Transcript data for document pages:
· · · ·
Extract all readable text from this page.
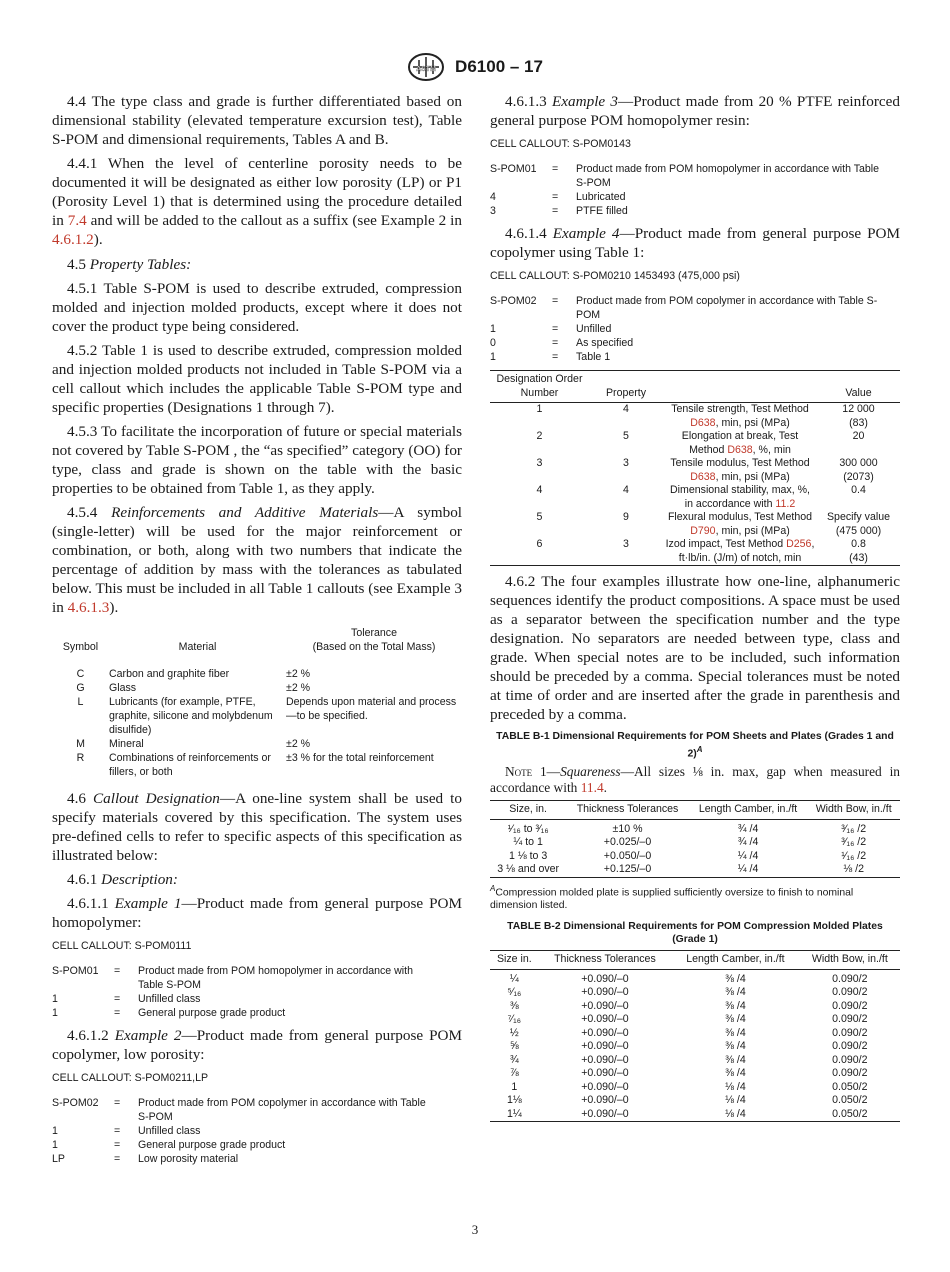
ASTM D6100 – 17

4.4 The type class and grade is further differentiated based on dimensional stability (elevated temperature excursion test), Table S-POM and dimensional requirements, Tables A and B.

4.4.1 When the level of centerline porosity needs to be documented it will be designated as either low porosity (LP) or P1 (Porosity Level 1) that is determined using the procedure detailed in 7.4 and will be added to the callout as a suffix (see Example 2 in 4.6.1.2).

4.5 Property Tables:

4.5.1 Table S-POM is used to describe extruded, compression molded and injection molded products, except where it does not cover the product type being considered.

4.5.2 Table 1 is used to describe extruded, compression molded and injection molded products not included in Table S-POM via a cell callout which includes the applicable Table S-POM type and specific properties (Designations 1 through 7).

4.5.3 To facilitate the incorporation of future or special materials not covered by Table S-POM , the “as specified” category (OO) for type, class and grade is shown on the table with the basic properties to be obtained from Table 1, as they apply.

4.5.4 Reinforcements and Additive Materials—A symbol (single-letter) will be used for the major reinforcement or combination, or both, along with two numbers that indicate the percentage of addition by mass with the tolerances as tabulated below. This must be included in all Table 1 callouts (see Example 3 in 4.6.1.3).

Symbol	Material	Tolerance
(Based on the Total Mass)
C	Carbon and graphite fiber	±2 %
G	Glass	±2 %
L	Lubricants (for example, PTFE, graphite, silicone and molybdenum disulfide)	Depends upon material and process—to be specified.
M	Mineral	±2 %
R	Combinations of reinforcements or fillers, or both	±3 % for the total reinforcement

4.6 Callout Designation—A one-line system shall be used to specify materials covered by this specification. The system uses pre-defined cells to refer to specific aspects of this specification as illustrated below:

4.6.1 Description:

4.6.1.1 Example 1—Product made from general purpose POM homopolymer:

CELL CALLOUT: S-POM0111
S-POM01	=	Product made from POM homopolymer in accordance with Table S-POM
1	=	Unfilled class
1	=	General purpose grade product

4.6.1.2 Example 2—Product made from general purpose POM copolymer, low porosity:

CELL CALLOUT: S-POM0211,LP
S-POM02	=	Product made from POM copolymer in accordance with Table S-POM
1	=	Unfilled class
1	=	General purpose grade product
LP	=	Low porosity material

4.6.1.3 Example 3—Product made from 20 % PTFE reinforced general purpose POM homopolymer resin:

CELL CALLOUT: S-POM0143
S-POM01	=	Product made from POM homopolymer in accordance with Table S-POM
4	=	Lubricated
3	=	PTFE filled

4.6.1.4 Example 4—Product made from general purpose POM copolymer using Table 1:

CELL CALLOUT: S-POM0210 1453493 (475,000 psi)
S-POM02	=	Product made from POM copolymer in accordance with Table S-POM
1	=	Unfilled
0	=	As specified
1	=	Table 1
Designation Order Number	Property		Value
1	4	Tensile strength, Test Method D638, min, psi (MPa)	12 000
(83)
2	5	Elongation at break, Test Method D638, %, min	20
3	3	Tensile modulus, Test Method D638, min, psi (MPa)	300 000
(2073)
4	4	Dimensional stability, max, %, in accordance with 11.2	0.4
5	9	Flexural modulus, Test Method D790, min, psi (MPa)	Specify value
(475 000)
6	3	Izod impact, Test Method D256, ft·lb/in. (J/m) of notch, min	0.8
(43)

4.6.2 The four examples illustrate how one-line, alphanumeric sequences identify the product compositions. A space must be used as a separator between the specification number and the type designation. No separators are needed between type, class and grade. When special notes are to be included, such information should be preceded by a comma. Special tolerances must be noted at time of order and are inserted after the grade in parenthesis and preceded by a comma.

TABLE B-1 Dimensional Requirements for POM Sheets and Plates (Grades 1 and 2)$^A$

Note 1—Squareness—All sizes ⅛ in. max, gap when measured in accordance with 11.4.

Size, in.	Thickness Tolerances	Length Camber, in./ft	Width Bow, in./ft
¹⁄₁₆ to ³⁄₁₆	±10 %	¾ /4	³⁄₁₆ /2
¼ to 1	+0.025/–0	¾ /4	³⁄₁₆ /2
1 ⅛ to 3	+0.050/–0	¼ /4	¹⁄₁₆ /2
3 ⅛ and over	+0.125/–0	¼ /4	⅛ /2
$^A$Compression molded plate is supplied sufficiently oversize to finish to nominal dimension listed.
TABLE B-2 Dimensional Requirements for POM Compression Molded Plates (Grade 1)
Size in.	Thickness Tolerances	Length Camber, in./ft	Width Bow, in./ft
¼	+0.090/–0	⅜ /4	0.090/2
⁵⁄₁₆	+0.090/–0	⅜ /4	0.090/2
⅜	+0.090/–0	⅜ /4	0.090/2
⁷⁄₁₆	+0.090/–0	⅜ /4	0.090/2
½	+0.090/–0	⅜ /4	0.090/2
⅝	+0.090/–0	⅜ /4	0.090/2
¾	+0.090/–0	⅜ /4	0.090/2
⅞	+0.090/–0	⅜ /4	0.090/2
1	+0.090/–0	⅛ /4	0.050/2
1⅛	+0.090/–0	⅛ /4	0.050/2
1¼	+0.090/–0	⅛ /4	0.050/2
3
· · · ·
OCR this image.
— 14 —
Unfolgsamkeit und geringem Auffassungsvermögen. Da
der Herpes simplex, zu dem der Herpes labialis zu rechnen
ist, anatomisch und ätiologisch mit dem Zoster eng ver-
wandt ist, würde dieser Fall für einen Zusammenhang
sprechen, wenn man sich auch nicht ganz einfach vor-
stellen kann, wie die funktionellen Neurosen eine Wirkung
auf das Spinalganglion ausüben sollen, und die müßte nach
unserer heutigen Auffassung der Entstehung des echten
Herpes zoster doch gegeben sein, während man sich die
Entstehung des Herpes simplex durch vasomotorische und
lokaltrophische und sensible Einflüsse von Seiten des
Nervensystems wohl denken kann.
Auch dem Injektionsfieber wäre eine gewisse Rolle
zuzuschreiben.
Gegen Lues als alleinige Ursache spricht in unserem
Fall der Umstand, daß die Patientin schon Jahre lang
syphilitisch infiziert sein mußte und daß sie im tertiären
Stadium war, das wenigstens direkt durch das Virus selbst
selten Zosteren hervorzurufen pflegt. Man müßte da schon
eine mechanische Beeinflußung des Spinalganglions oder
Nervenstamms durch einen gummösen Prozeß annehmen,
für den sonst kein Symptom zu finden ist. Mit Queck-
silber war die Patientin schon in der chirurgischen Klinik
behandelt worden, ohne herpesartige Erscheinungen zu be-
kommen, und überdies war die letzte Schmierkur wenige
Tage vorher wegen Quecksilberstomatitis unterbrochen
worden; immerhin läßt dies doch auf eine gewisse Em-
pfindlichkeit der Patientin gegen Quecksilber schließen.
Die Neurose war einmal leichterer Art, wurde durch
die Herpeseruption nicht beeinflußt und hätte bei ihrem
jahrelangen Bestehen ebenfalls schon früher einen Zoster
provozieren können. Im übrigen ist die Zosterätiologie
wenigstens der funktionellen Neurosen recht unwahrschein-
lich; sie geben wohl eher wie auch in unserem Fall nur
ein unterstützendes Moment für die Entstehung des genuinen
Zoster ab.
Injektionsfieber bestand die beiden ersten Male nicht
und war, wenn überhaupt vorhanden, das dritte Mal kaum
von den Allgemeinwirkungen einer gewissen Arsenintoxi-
· · · ·
> WHAT THE EXERCISE ASKS
Please determine how many lines of the records above include the word "Patientin", replying with a number alone.

> FINAL ANSWER
3